----- Text passage -----

(CNN) — Uzbekistan, long unknown to most Westerners, is already shaping the travel scene for 2020.
This culturally rich and historically compelling country, along with the rest of central Asia, has been named the No. 1 travel region for the new year by travel website Lonely Planet due to its easy access and new visa-free travel ability. The Economist highlighted the country as well, naming it the most improved nation in 2019 due to significant government reforms that have accelerated over the past year.
All of that, plus its untouched history and remarkable food, are making Uzbekistan an increasingly popular destination.
Next year will be a prime time to visit Uzbekistan primarily because of its new visa reforms.
Recently, Uzbekistan’s President Shavkat Mirziyoyev initiated ambitious reforms to transform the country into an attractive destination for travelers.
Reforms include a 30-day period of visa-free travel privileges for visitors from 65 countries; and a simplified electronic visa system for citizens of 77 countries, including the United States, was just introduced, according to export.gov, which is managed by the US Commerce Department.
Safety and Security
Travelers should still proceed with caution when going to Uzbekistan.
The US State Department advises US citizens that the potential for a terrorist attack or localized civil disturbance still exists there.
Despite this, “Uzbek authorities maintain a high level of alert and aggressive security measures to thwart terrorist attacks and official numbers of violence against foreigners is low”, according to the State Department.
And the concern hasn’t slowed the curiosity of travelers. The number of foreign visitors has grown from 1.9 million people in 2014 to 6.4 million in 2018, according to the US Commerce Department.
Perhaps the most attractive quality of Uzbekistan and the central Asian region is the untouched and sacred history that has survived over thousands of years.
From the immense temples and minarets of the cities Samarkand and Bukhara to the snow-covered peaks of the Tian Shan mountain range, this is a region with a refreshing lack of hype — and crowds.
The United Nations handpicks areas and landmarks that are culturally and historically significant for its UNESCO heritage sites. For Uzbekistan, the cities of Bukhara, Samarkand, Khiva and Shakhrisabz have all made the list.

----- Extracted information -----

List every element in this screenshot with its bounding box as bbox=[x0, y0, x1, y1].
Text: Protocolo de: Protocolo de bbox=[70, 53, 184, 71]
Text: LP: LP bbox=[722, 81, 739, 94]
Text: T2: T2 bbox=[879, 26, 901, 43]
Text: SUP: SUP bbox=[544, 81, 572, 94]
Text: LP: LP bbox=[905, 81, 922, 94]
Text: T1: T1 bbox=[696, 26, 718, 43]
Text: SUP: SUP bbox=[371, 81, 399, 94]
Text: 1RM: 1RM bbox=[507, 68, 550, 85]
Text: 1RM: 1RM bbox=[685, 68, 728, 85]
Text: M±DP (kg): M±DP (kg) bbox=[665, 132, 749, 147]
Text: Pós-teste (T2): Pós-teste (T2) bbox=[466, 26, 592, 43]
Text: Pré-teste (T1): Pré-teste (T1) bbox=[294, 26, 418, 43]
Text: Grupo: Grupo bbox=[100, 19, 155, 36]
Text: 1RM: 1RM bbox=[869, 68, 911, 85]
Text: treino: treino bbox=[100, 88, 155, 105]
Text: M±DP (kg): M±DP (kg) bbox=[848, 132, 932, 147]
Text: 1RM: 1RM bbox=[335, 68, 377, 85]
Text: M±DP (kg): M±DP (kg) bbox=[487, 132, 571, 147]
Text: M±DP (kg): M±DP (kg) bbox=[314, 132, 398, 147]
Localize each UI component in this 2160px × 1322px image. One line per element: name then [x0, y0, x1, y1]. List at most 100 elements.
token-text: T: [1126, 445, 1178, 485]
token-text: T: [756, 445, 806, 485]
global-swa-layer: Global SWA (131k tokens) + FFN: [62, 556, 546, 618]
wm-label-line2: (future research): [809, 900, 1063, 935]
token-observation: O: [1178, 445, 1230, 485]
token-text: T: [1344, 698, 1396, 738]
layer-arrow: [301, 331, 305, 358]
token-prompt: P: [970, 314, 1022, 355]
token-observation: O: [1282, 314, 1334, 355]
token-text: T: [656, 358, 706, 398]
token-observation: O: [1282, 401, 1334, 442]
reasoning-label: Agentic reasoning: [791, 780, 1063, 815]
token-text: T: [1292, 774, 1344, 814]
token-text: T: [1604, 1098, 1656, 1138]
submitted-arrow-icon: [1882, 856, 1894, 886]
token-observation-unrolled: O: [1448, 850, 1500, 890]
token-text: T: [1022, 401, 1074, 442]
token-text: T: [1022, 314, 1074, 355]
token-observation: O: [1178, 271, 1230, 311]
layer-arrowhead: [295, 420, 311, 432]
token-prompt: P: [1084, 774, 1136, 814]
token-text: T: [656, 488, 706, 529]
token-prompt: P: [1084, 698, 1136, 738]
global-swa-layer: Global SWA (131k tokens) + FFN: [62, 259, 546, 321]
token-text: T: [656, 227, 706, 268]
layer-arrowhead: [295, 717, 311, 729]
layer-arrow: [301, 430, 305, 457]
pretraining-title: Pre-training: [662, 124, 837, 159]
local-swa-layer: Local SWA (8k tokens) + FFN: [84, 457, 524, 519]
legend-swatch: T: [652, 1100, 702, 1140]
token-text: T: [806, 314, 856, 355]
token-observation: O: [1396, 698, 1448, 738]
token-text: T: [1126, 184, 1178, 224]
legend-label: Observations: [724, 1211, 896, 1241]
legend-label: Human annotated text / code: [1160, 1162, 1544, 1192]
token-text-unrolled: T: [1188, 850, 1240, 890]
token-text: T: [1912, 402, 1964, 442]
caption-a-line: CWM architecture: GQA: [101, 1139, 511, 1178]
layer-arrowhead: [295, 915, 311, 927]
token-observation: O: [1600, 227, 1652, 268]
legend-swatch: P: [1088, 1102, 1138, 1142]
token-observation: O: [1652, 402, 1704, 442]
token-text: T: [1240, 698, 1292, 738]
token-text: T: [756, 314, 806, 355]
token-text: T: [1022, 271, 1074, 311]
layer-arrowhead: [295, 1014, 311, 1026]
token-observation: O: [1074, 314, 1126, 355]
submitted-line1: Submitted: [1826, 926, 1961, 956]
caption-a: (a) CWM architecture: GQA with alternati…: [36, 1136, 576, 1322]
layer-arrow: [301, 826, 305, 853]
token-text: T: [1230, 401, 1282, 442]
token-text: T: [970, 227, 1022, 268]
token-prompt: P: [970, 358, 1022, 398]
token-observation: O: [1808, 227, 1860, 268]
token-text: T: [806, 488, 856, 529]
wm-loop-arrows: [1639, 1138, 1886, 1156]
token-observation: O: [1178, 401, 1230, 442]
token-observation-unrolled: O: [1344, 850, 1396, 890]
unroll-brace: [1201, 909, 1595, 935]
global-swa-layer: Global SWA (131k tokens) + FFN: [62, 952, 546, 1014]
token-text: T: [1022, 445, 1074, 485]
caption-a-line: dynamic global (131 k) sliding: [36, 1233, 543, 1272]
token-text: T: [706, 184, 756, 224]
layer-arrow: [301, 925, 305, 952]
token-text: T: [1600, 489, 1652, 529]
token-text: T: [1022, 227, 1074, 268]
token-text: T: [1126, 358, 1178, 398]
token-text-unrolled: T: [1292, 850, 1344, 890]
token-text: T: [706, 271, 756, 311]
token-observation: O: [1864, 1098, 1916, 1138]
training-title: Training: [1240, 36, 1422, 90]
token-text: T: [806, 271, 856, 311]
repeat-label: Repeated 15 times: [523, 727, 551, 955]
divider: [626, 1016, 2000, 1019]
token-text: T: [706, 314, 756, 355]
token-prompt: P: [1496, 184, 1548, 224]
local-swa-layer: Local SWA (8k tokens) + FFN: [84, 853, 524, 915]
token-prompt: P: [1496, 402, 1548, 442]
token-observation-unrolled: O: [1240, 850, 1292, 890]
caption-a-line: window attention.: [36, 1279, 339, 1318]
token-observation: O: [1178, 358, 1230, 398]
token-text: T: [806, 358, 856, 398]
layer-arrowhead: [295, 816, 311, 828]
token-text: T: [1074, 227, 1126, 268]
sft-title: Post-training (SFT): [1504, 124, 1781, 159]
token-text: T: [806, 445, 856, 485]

-----

§ Things to do:
1. Retype the Uzbekistan travel article word for word, everything from "From the immense" down to "hype — and crowds.".
2. Condense the paragraph of the Uzbekistan travel article that begins "And the concern hasn't slowed" into one shorter sentence that keeps its main facts.
Answer from the Uzbekistan travel article alone, not from the records.

§ Your responses:
1.
From the immense temples and minarets of the cities Samarkand and Bukhara to the snow-covered peaks of the Tian Shan mountain range, this is a region with a refreshing lack of hype — and crowds.

2. Despite the safety concern, foreign visitors to Uzbekistan grew from 1.9 million in 2014 to 6.4 million in 2018, according to the US Commerce Department.